### [Exercise description]
Without the pictures, can you quote each line below exactly?

### [Data shown]
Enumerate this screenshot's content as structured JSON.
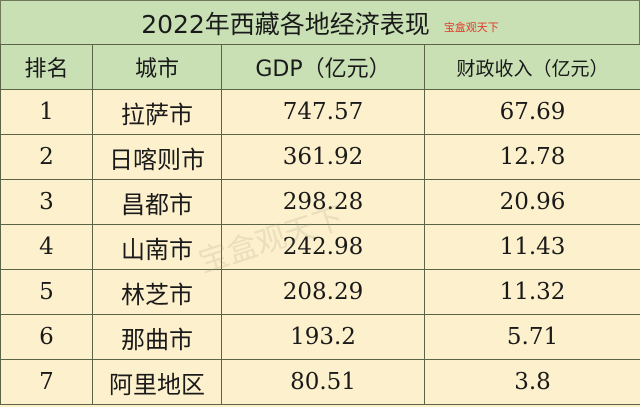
{
  "title": "2022年西藏各地经济表现",
  "brand": "宝盒观天下",
  "watermark": "宝盒观天下",
  "headers": [
    "排名",
    "城市",
    "GDP（亿元）",
    "财政收入（亿元）"
  ],
  "rows": [
    {
      "rank": "1",
      "city": "拉萨市",
      "gdp": "747.57",
      "revenue": "67.69"
    },
    {
      "rank": "2",
      "city": "日喀则市",
      "gdp": "361.92",
      "revenue": "12.78"
    },
    {
      "rank": "3",
      "city": "昌都市",
      "gdp": "298.28",
      "revenue": "20.96"
    },
    {
      "rank": "4",
      "city": "山南市",
      "gdp": "242.98",
      "revenue": "11.43"
    },
    {
      "rank": "5",
      "city": "林芝市",
      "gdp": "208.29",
      "revenue": "11.32"
    },
    {
      "rank": "6",
      "city": "那曲市",
      "gdp": "193.2",
      "revenue": "5.71"
    },
    {
      "rank": "7",
      "city": "阿里地区",
      "gdp": "80.51",
      "revenue": "3.8"
    }
  ],
  "colors": {
    "header_bg": "#c8e0b4",
    "body_bg": "#fdf0cc",
    "brand": "#e23a2a",
    "border": "#5c6448"
  }
}
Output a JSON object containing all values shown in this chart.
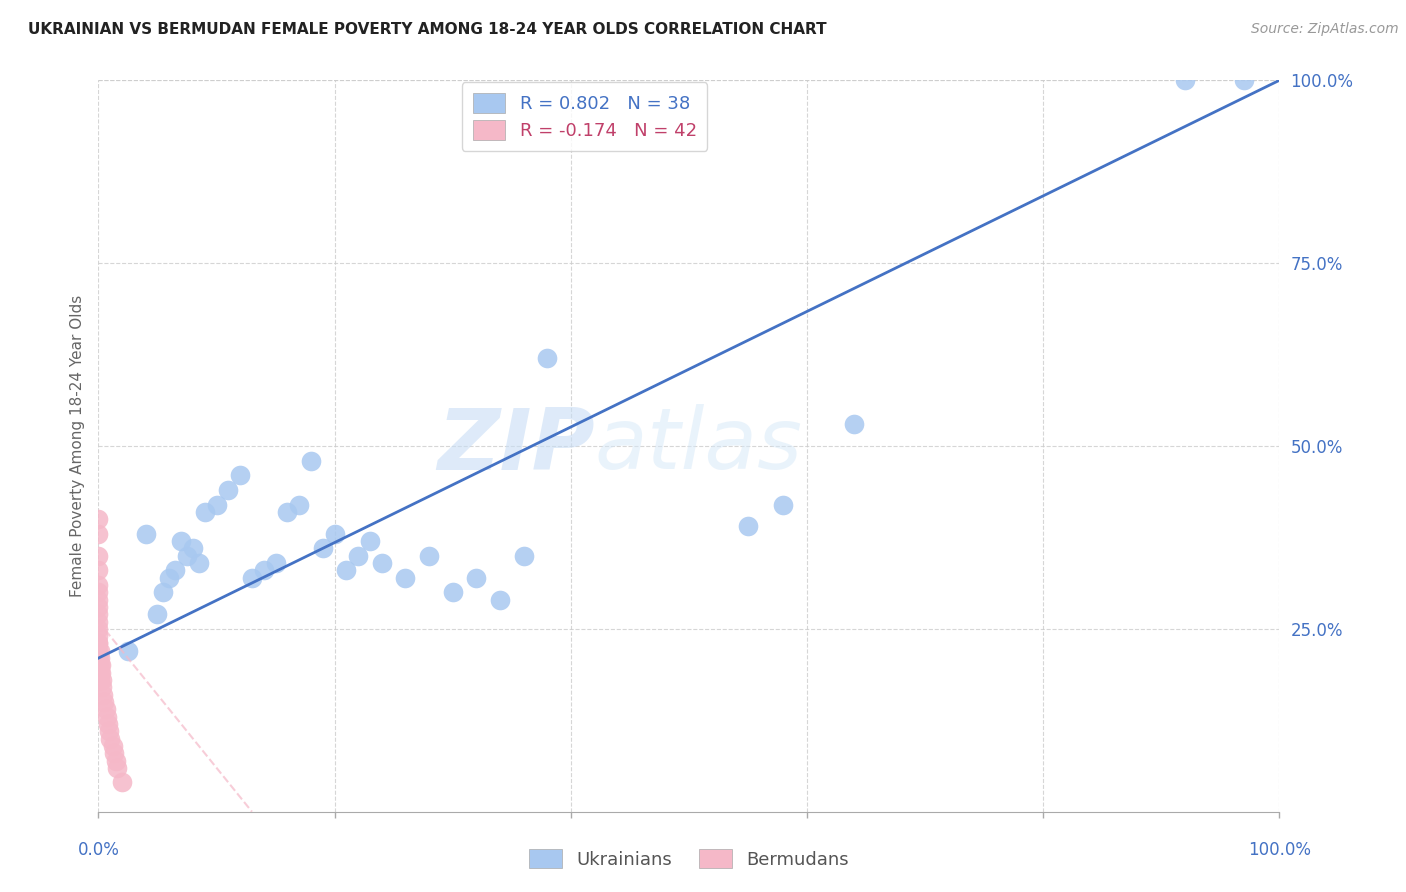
{
  "title": "UKRAINIAN VS BERMUDAN FEMALE POVERTY AMONG 18-24 YEAR OLDS CORRELATION CHART",
  "source": "Source: ZipAtlas.com",
  "ylabel": "Female Poverty Among 18-24 Year Olds",
  "xlim": [
    0,
    1
  ],
  "ylim": [
    0,
    1
  ],
  "ukrainian_color": "#a8c8f0",
  "bermudan_color": "#f5b8c8",
  "ukrainian_line_color": "#4472C4",
  "bermudan_line_color": "#f5b8c8",
  "r_ukrainian": 0.802,
  "n_ukrainian": 38,
  "r_bermudan": -0.174,
  "n_bermudan": 42,
  "watermark_zip": "ZIP",
  "watermark_atlas": "atlas",
  "background_color": "#ffffff",
  "ukr_x": [
    0.025,
    0.04,
    0.05,
    0.055,
    0.06,
    0.065,
    0.07,
    0.075,
    0.08,
    0.085,
    0.09,
    0.1,
    0.11,
    0.12,
    0.13,
    0.14,
    0.15,
    0.16,
    0.17,
    0.18,
    0.19,
    0.2,
    0.21,
    0.22,
    0.23,
    0.24,
    0.26,
    0.28,
    0.3,
    0.32,
    0.34,
    0.36,
    0.38,
    0.55,
    0.58,
    0.64,
    0.92,
    0.97
  ],
  "ukr_y": [
    0.22,
    0.38,
    0.27,
    0.3,
    0.32,
    0.33,
    0.37,
    0.35,
    0.36,
    0.34,
    0.41,
    0.42,
    0.44,
    0.46,
    0.32,
    0.33,
    0.34,
    0.41,
    0.42,
    0.48,
    0.36,
    0.38,
    0.33,
    0.35,
    0.37,
    0.34,
    0.32,
    0.35,
    0.3,
    0.32,
    0.29,
    0.35,
    0.62,
    0.39,
    0.42,
    0.53,
    1.0,
    1.0
  ],
  "berm_x": [
    0.0,
    0.0,
    0.0,
    0.0,
    0.0,
    0.0,
    0.0,
    0.0,
    0.0,
    0.0,
    0.0,
    0.0,
    0.0,
    0.0,
    0.0,
    0.0,
    0.0,
    0.0,
    0.0,
    0.0,
    0.0,
    0.001,
    0.001,
    0.001,
    0.001,
    0.001,
    0.002,
    0.002,
    0.003,
    0.003,
    0.004,
    0.005,
    0.006,
    0.007,
    0.008,
    0.009,
    0.01,
    0.012,
    0.013,
    0.015,
    0.016,
    0.02
  ],
  "berm_y": [
    0.4,
    0.38,
    0.35,
    0.33,
    0.31,
    0.3,
    0.29,
    0.28,
    0.27,
    0.26,
    0.25,
    0.24,
    0.23,
    0.23,
    0.22,
    0.21,
    0.21,
    0.2,
    0.2,
    0.19,
    0.18,
    0.22,
    0.21,
    0.2,
    0.19,
    0.18,
    0.2,
    0.19,
    0.18,
    0.17,
    0.16,
    0.15,
    0.14,
    0.13,
    0.12,
    0.11,
    0.1,
    0.09,
    0.08,
    0.07,
    0.06,
    0.04
  ],
  "ukr_line_x0": 0.0,
  "ukr_line_y0": 0.21,
  "ukr_line_x1": 1.0,
  "ukr_line_y1": 1.0,
  "berm_line_x0": 0.0,
  "berm_line_y0": 0.26,
  "berm_line_x1": 0.13,
  "berm_line_y1": 0.0
}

### [Finished answer]
Enumerate this screenshot's content as structured JSON.
{
  "title": "2022年西藏各地经济表现",
  "brand": "宝盒观天下",
  "watermark": "宝盒观天下",
  "headers": [
    "排名",
    "城市",
    "GDP（亿元）",
    "财政收入（亿元）"
  ],
  "rows": [
    {
      "rank": "1",
      "city": "拉萨市",
      "gdp": "747.57",
      "revenue": "67.69"
    },
    {
      "rank": "2",
      "city": "日喀则市",
      "gdp": "361.92",
      "revenue": "12.78"
    },
    {
      "rank": "3",
      "city": "昌都市",
      "gdp": "298.28",
      "revenue": "20.96"
    },
    {
      "rank": "4",
      "city": "山南市",
      "gdp": "242.98",
      "revenue": "11.43"
    },
    {
      "rank": "5",
      "city": "林芝市",
      "gdp": "208.29",
      "revenue": "11.32"
    },
    {
      "rank": "6",
      "city": "那曲市",
      "gdp": "193.2",
      "revenue": "5.71"
    },
    {
      "rank": "7",
      "city": "阿里地区",
      "gdp": "80.51",
      "revenue": "3.8"
    }
  ],
  "colors": {
    "header_bg": "#c8e0b4",
    "body_bg": "#fdf0cc",
    "brand": "#e23a2a",
    "border": "#5c6448"
  }
}
Output a JSON object containing all values shown in this chart.
{
  "title": "UKRAINIAN VS BERMUDAN FEMALE POVERTY AMONG 18-24 YEAR OLDS CORRELATION CHART",
  "source": "Source: ZipAtlas.com",
  "ylabel": "Female Poverty Among 18-24 Year Olds",
  "xlim": [
    0,
    1
  ],
  "ylim": [
    0,
    1
  ],
  "ukrainian_color": "#a8c8f0",
  "bermudan_color": "#f5b8c8",
  "ukrainian_line_color": "#4472C4",
  "bermudan_line_color": "#f5b8c8",
  "r_ukrainian": 0.802,
  "n_ukrainian": 38,
  "r_bermudan": -0.174,
  "n_bermudan": 42,
  "watermark_zip": "ZIP",
  "watermark_atlas": "atlas",
  "background_color": "#ffffff",
  "ukr_x": [
    0.025,
    0.04,
    0.05,
    0.055,
    0.06,
    0.065,
    0.07,
    0.075,
    0.08,
    0.085,
    0.09,
    0.1,
    0.11,
    0.12,
    0.13,
    0.14,
    0.15,
    0.16,
    0.17,
    0.18,
    0.19,
    0.2,
    0.21,
    0.22,
    0.23,
    0.24,
    0.26,
    0.28,
    0.3,
    0.32,
    0.34,
    0.36,
    0.38,
    0.55,
    0.58,
    0.64,
    0.92,
    0.97
  ],
  "ukr_y": [
    0.22,
    0.38,
    0.27,
    0.3,
    0.32,
    0.33,
    0.37,
    0.35,
    0.36,
    0.34,
    0.41,
    0.42,
    0.44,
    0.46,
    0.32,
    0.33,
    0.34,
    0.41,
    0.42,
    0.48,
    0.36,
    0.38,
    0.33,
    0.35,
    0.37,
    0.34,
    0.32,
    0.35,
    0.3,
    0.32,
    0.29,
    0.35,
    0.62,
    0.39,
    0.42,
    0.53,
    1.0,
    1.0
  ],
  "berm_x": [
    0.0,
    0.0,
    0.0,
    0.0,
    0.0,
    0.0,
    0.0,
    0.0,
    0.0,
    0.0,
    0.0,
    0.0,
    0.0,
    0.0,
    0.0,
    0.0,
    0.0,
    0.0,
    0.0,
    0.0,
    0.0,
    0.001,
    0.001,
    0.001,
    0.001,
    0.001,
    0.002,
    0.002,
    0.003,
    0.003,
    0.004,
    0.005,
    0.006,
    0.007,
    0.008,
    0.009,
    0.01,
    0.012,
    0.013,
    0.015,
    0.016,
    0.02
  ],
  "berm_y": [
    0.4,
    0.38,
    0.35,
    0.33,
    0.31,
    0.3,
    0.29,
    0.28,
    0.27,
    0.26,
    0.25,
    0.24,
    0.23,
    0.23,
    0.22,
    0.21,
    0.21,
    0.2,
    0.2,
    0.19,
    0.18,
    0.22,
    0.21,
    0.2,
    0.19,
    0.18,
    0.2,
    0.19,
    0.18,
    0.17,
    0.16,
    0.15,
    0.14,
    0.13,
    0.12,
    0.11,
    0.1,
    0.09,
    0.08,
    0.07,
    0.06,
    0.04
  ],
  "ukr_line_x0": 0.0,
  "ukr_line_y0": 0.21,
  "ukr_line_x1": 1.0,
  "ukr_line_y1": 1.0,
  "berm_line_x0": 0.0,
  "berm_line_y0": 0.26,
  "berm_line_x1": 0.13,
  "berm_line_y1": 0.0
}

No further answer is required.